Task details: Search the listing for "color" and copy every line where it appears.

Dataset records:
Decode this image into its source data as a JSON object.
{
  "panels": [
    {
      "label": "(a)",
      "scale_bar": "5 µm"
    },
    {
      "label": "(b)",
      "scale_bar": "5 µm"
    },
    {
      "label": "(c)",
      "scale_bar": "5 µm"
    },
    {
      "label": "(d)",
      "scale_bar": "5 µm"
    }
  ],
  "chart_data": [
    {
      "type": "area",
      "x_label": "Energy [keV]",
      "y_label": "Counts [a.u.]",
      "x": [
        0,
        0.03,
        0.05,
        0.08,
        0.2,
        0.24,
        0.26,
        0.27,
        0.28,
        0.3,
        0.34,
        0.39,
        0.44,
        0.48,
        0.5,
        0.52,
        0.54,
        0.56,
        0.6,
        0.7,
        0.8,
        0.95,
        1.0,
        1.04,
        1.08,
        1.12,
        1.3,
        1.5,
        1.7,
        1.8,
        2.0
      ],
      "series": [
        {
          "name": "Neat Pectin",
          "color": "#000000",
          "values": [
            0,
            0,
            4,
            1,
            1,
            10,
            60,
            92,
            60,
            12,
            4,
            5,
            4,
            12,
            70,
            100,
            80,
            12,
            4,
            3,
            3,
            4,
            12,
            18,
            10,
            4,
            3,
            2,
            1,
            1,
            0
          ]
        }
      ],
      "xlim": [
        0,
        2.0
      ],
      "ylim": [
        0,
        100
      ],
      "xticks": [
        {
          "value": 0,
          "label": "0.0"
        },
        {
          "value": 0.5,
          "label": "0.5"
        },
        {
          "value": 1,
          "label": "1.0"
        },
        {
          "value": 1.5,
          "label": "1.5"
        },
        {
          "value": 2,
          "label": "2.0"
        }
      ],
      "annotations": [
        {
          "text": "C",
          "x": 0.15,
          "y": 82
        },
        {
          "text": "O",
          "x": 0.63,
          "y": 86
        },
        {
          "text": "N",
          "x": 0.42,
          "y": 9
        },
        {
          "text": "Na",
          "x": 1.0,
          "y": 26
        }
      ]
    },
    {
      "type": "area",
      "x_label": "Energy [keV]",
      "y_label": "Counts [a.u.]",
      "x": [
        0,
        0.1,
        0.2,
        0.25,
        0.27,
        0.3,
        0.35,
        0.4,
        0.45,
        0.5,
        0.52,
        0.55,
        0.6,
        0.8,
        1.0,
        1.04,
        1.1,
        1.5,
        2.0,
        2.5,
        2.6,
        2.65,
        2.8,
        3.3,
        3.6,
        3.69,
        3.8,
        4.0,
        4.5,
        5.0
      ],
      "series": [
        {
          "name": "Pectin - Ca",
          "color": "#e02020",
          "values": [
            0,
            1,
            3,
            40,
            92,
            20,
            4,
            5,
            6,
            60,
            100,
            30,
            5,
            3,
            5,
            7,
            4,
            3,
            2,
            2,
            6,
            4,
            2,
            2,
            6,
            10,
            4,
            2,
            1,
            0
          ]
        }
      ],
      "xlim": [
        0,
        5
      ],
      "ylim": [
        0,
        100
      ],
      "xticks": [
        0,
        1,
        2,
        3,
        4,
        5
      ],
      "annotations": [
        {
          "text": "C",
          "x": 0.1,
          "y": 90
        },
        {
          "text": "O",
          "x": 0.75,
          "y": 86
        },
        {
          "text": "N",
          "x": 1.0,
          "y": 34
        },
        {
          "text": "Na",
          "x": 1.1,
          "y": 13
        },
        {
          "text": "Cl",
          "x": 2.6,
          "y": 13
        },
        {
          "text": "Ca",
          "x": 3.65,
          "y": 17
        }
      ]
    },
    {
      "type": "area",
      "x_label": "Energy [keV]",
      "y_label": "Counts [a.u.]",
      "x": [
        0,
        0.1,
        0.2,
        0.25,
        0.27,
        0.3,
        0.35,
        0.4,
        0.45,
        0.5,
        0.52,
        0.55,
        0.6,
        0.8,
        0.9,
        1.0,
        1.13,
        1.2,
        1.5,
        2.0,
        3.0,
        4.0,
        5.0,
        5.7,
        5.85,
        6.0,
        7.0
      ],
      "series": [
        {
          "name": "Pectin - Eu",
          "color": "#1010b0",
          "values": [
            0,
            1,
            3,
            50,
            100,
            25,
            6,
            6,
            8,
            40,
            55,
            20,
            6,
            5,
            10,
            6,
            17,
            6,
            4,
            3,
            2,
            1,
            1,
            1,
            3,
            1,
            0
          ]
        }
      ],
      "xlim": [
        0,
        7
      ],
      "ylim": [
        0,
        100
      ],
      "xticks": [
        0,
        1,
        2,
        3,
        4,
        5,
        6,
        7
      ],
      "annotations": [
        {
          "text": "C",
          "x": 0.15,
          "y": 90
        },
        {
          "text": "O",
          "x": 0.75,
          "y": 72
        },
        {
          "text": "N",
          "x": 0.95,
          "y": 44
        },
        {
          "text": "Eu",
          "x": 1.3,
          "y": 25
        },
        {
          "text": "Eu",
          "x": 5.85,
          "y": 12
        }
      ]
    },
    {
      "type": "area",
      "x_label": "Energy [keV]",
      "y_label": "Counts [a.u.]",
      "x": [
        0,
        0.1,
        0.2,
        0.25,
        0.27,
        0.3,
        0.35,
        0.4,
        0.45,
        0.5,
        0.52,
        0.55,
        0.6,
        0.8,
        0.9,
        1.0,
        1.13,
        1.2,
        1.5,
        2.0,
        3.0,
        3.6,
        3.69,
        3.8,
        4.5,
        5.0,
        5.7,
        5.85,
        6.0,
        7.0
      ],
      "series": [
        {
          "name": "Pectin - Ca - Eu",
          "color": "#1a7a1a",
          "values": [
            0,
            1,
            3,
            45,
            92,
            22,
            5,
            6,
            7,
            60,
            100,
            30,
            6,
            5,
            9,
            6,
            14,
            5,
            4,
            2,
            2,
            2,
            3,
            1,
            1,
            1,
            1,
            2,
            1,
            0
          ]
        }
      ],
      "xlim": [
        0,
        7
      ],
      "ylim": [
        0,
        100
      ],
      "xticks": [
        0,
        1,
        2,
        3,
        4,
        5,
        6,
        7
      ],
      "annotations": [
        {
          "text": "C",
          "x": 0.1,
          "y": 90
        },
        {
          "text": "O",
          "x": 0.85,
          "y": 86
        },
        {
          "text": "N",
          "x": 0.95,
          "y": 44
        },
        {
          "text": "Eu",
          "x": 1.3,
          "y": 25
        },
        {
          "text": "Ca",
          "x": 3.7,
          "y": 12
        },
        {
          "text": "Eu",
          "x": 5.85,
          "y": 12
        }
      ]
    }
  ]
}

Finished answer:
          "color": "#000000",
          "color": "#e02020",
          "color": "#1010b0",
          "color": "#1a7a1a",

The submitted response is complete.